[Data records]
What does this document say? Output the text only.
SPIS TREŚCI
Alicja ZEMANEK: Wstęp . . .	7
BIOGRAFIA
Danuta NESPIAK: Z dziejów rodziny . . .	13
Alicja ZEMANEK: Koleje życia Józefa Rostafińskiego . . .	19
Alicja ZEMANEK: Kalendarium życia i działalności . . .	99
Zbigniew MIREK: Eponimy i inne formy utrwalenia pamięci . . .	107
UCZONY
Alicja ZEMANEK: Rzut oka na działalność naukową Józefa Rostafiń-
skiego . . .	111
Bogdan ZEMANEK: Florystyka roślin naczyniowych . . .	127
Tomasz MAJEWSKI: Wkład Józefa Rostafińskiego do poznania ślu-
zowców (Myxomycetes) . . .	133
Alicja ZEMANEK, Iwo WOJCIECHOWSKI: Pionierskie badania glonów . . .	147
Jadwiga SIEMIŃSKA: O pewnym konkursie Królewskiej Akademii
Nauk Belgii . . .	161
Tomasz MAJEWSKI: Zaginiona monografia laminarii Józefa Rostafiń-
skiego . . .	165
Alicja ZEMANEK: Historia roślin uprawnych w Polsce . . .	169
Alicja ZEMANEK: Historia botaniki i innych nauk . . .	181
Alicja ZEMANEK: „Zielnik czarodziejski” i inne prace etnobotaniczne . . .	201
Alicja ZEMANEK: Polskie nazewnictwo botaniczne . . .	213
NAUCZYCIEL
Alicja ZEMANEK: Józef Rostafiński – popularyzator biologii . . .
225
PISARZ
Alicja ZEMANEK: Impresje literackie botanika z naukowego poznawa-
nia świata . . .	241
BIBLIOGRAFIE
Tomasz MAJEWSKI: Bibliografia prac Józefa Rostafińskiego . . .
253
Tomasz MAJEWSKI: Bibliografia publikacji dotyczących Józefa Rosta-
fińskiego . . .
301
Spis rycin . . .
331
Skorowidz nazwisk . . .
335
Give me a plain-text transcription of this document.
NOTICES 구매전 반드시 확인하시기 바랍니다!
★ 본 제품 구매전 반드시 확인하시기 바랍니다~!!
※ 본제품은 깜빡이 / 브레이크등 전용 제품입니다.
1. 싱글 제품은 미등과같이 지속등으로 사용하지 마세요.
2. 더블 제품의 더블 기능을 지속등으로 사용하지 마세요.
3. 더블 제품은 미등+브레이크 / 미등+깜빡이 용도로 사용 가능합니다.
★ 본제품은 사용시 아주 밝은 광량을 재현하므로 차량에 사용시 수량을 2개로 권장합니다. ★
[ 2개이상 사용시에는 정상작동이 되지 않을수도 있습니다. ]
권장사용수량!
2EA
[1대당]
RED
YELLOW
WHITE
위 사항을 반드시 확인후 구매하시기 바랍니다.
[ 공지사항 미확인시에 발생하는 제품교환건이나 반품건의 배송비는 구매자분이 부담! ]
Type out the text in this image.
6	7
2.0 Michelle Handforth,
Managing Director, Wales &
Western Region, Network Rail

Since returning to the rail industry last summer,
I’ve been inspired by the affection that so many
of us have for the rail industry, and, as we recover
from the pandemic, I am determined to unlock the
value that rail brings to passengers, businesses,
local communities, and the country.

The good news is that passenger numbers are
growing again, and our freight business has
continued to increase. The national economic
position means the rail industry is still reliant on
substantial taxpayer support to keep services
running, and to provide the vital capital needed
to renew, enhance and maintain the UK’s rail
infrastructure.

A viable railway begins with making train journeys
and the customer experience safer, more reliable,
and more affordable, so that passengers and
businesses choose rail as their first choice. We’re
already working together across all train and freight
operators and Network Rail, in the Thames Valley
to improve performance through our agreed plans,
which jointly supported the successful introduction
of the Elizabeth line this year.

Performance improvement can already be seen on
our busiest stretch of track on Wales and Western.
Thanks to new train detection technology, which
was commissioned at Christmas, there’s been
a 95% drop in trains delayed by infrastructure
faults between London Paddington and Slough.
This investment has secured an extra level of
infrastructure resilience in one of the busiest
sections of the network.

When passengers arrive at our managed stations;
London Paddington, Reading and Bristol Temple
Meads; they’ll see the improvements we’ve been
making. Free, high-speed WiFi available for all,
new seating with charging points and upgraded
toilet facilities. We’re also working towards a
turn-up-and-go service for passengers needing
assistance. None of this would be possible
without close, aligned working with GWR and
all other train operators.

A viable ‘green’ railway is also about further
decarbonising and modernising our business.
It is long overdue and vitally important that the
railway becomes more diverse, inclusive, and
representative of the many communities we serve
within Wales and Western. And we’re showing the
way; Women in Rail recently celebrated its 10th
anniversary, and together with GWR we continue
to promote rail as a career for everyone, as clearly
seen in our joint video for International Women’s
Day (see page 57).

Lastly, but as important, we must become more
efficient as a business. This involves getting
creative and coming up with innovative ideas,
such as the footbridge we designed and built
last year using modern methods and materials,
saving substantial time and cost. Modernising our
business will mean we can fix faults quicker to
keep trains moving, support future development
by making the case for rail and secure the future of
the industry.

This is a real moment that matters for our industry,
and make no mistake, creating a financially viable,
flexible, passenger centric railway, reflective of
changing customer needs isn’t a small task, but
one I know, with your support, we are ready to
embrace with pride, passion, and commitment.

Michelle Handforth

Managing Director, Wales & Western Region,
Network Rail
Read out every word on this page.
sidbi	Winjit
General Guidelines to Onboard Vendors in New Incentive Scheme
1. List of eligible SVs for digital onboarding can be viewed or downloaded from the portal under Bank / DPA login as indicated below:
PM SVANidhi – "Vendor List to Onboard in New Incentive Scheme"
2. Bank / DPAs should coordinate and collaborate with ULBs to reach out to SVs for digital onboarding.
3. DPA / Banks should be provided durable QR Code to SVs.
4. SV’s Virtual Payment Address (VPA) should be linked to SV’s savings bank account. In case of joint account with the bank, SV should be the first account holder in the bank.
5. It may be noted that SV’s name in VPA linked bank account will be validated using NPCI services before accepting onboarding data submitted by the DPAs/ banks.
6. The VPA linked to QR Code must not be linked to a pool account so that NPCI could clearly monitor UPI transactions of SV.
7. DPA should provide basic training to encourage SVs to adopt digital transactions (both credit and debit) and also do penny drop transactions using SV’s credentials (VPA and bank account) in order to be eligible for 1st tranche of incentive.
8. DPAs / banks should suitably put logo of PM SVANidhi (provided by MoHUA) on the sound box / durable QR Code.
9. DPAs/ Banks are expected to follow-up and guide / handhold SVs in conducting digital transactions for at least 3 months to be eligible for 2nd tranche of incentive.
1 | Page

## Description of the task
Using the records above, pull out each line where the word "together" occurs.

## Written response
already working together across all train and freight
anniversary, and together with GWR we continue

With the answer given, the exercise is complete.